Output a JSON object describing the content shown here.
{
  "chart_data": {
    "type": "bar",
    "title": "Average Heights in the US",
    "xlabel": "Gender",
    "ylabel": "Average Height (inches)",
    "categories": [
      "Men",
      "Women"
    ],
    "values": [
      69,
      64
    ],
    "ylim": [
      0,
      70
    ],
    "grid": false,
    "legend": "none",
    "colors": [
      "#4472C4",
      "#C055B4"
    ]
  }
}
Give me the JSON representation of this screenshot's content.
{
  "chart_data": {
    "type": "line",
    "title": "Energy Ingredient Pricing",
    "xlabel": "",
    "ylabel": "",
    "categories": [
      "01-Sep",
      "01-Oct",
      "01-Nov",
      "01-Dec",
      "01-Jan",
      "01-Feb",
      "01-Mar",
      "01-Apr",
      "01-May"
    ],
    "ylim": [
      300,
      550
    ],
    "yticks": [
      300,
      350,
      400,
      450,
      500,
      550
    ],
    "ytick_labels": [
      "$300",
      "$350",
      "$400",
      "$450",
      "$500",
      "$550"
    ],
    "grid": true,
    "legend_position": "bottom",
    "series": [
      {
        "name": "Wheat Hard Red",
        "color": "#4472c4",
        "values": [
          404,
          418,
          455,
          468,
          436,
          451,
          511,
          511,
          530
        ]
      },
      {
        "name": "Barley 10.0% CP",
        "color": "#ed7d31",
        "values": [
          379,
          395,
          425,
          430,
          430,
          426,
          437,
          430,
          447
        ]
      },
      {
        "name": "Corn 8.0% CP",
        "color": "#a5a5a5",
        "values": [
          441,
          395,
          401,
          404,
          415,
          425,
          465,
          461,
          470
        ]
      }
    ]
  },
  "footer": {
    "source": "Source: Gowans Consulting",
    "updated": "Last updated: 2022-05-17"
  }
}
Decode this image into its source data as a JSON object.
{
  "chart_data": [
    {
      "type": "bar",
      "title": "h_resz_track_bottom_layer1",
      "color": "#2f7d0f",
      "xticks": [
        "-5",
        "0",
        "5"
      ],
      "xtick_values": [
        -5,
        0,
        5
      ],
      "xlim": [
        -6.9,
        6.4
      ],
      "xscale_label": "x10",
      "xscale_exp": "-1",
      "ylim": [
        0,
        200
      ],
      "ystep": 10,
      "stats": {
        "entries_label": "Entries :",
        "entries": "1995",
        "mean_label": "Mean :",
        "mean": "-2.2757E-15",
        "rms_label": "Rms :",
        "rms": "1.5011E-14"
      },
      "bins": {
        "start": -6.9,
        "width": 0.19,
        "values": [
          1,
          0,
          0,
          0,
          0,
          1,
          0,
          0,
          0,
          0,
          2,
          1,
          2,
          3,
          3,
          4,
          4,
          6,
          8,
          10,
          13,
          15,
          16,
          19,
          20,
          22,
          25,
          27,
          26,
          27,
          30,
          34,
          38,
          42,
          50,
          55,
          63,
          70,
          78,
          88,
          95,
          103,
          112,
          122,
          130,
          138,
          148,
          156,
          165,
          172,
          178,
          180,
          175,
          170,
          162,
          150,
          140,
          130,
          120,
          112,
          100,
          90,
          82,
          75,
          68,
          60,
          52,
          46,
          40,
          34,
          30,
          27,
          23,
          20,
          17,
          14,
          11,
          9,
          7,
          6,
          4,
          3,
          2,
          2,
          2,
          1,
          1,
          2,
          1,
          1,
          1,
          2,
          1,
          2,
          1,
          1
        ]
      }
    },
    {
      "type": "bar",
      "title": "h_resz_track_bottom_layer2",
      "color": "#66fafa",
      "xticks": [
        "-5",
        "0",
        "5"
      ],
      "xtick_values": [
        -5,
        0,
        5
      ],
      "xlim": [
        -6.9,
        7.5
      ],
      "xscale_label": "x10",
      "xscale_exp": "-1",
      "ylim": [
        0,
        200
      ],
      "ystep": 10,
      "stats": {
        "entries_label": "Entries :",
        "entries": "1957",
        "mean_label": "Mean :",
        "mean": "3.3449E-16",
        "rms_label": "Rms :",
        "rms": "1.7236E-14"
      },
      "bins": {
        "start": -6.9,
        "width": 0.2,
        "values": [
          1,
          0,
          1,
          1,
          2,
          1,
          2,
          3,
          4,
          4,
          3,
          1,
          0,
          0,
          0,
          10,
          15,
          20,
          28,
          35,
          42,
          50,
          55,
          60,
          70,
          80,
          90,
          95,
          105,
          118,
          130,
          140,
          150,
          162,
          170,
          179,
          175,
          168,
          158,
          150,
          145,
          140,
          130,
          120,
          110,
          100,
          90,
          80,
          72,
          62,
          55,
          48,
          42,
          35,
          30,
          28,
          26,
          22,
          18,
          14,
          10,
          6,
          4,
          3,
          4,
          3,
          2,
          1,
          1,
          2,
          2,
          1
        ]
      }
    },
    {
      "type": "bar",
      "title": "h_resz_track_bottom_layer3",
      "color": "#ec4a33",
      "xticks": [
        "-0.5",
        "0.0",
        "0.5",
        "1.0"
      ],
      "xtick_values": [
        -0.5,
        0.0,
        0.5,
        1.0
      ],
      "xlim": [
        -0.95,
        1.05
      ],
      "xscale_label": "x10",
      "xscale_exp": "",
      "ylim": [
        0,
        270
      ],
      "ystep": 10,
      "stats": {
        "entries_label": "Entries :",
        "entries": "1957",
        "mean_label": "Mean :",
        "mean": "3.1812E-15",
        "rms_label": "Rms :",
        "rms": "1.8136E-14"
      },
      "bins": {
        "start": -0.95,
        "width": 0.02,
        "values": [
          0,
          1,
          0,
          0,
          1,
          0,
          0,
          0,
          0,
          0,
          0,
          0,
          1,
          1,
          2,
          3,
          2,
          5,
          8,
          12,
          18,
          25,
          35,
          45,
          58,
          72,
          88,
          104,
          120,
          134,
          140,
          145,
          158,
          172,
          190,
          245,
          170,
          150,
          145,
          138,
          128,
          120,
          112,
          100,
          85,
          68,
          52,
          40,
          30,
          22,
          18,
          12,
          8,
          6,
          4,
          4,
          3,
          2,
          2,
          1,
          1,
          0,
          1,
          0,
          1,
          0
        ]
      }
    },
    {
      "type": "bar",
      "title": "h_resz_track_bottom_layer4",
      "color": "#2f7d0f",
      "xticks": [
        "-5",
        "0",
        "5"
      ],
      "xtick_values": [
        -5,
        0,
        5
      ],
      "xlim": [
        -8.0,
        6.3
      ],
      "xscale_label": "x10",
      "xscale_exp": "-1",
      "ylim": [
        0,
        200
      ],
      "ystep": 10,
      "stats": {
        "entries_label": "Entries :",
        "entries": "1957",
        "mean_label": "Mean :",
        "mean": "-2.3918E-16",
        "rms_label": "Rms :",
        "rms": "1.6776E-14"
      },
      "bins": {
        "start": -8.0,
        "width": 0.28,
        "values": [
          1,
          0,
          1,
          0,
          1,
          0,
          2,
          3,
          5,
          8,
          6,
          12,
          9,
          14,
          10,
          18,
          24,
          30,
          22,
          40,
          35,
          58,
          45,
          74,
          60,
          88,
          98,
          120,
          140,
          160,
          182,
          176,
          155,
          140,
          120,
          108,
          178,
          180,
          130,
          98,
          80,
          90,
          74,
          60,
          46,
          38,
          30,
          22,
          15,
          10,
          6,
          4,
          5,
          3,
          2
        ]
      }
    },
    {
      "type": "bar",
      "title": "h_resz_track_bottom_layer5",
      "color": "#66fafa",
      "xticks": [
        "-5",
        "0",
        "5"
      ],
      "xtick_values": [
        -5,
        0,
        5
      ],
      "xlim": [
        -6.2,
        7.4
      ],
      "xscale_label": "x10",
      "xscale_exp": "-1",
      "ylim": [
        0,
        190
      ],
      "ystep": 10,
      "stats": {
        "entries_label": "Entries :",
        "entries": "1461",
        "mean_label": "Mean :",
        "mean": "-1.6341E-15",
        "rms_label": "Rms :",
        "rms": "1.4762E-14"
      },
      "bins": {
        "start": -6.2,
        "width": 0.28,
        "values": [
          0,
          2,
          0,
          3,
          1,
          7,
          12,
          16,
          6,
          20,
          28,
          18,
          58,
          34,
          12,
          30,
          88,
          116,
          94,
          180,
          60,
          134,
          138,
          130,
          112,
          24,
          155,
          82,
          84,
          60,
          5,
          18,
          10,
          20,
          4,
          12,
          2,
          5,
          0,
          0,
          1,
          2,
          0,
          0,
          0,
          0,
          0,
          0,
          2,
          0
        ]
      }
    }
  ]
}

__________________________________________________

» **Given exercise**
Give only the number of lines in the records that contain the string "ylabel".

» **The completed task**
2